* **STATED EXERCISE A**:
Reproduce the rows word for word, starting with the first row and ending with the line that contains "resistor RT542 marker — [77, 8, 79, 10]". Include both of those lines.

* **TEXT PROVIDED**:
I read through it. There’s absolutely nothing new here in the way of evidence supporting the donor theory, which I sometimes like to call the “rich Jew theory,” because that’s essentially what it is. Phan actually spent several paragraph accusing Jacobson of “fabricating a quote” because he inadvertently transcribed “legitimate questions” as “legitimate concerns.” By the way, he corrected it here: http://legalinsurrection.com/2014/12/u-illinois-faculty-committee-fails-to-call-for-steven-salaita-position-restoration/

And as usual with Phan’s writing, he takes an inadvertent mistake like a misquote and ascribes a bad faith reason to it.

In any event:

1. Whether the Board cooperated with CAFT is totally immaterial. They have all denied that donor influence played any role in their decision, and they have done so repeatedly, including Montgomery. Phan says Montgomery’s statement is inconclusive; Phan can believe that if he wants, but it’s clear that Montgomery isn’t buying what Abunimah is selling.

As far as whether it’s antisemitic to suggest that donor influence played a role, it matters less than the fact that it’s simply not supported by the available facts, which is why we’re now hearing about “missing documents,” the last refuge of the civil lawsuit plaintiff who can’t prove his case. When you can’t prove a case, always create a blank slate onto which you can graft your wishes for what the evidence could be. Missing documents can say anything, so why not whatever Salaita wishes they said?

Frankly, Annie, the strongest arguments against Salaita’s nonhiring are the faculty governance arguments, the ones that assert that the Chancellor should have respected the decision of the Native American Students department and at least consulted with faculty before making the decision not to hiring Salaita, regardless of her reason why.

The donor theory has always been based on a couple of letters indicating that Wise met with a big pro-Israel donor – one – in a trove of some six dozen letters, the vast majority of which were expressions of dismay from current students, parents, and alums who were upset that the university would hire someone who said such things about Jews, and expressions of fear that Salaita would contribute to an unsafe atmosphere for Jews on campus. These the pro-Salaita campaign has studiously ignored.

A coterie of people, led obsessively by Ali Abunimah, have argued that donor influence was the reason Salaita wasn’t hired. It fits a narrative of rich pro-Israel Jews undermining Salaita’s appointment and a narrative of undue corporate influence in academia. Frankly, getting humanities professors riled up about their administrative bosses and corporate influence at colleges is like shooting fish in a barrel, and this issue with Salaita has been no exception. Believe or not, I have some sympathy for the faculty governance side of this question, even though I think that Salaita is the very rare case where the nonhiring was justified.

* **PROVIDED DATA**:
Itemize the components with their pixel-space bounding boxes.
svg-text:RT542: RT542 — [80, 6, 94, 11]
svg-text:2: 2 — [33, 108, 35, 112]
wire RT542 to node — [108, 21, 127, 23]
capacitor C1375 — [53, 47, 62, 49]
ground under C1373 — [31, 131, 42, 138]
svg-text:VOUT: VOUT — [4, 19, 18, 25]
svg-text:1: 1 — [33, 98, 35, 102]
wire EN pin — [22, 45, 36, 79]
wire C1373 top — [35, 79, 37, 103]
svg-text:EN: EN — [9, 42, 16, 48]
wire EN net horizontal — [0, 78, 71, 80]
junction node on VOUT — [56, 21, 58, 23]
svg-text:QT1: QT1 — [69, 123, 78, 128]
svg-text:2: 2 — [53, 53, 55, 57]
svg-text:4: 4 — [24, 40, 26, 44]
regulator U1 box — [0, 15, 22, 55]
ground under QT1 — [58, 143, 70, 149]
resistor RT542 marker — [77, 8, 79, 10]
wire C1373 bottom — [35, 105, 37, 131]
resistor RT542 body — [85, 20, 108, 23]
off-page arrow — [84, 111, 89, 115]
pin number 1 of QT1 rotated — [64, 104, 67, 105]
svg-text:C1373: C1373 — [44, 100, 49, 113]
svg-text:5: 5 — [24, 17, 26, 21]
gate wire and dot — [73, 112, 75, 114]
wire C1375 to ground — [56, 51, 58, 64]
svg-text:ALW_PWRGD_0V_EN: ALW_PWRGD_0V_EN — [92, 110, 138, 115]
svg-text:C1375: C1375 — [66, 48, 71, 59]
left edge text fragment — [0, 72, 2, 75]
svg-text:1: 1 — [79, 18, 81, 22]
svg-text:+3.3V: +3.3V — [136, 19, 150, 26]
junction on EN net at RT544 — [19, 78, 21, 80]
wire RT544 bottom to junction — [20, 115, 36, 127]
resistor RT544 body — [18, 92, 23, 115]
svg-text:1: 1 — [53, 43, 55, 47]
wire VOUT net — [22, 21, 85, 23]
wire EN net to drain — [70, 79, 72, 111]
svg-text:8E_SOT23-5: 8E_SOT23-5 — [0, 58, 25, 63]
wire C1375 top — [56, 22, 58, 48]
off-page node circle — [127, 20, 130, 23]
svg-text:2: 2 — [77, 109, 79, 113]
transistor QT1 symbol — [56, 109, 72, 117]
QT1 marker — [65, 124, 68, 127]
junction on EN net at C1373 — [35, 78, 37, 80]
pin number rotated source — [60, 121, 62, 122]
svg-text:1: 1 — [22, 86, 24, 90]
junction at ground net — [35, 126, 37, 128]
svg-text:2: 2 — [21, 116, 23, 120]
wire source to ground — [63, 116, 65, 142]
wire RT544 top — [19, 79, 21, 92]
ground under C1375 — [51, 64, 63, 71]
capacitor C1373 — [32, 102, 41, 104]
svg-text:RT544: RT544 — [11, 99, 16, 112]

* **STATED EXERCISE B**:
List every person named in the comment on Salaita's nonhiring.

* **CORRECT RESULT A**:
Itemize the components with their pixel-space bounding boxes.
svg-text:RT542: RT542 — [80, 6, 94, 11]
svg-text:2: 2 — [33, 108, 35, 112]
wire RT542 to node — [108, 21, 127, 23]
capacitor C1375 — [53, 47, 62, 49]
ground under C1373 — [31, 131, 42, 138]
svg-text:VOUT: VOUT — [4, 19, 18, 25]
svg-text:1: 1 — [33, 98, 35, 102]
wire EN pin — [22, 45, 36, 79]
wire C1373 top — [35, 79, 37, 103]
svg-text:EN: EN — [9, 42, 16, 48]
wire EN net horizontal — [0, 78, 71, 80]
junction node on VOUT — [56, 21, 58, 23]
svg-text:QT1: QT1 — [69, 123, 78, 128]
svg-text:2: 2 — [53, 53, 55, 57]
svg-text:4: 4 — [24, 40, 26, 44]
regulator U1 box — [0, 15, 22, 55]
ground under QT1 — [58, 143, 70, 149]
resistor RT542 marker — [77, 8, 79, 10]

* **CORRECT RESULT B**:
Phan
Jacobson
Montgomery
Ali Abunimah
Salaita
Annie
Wise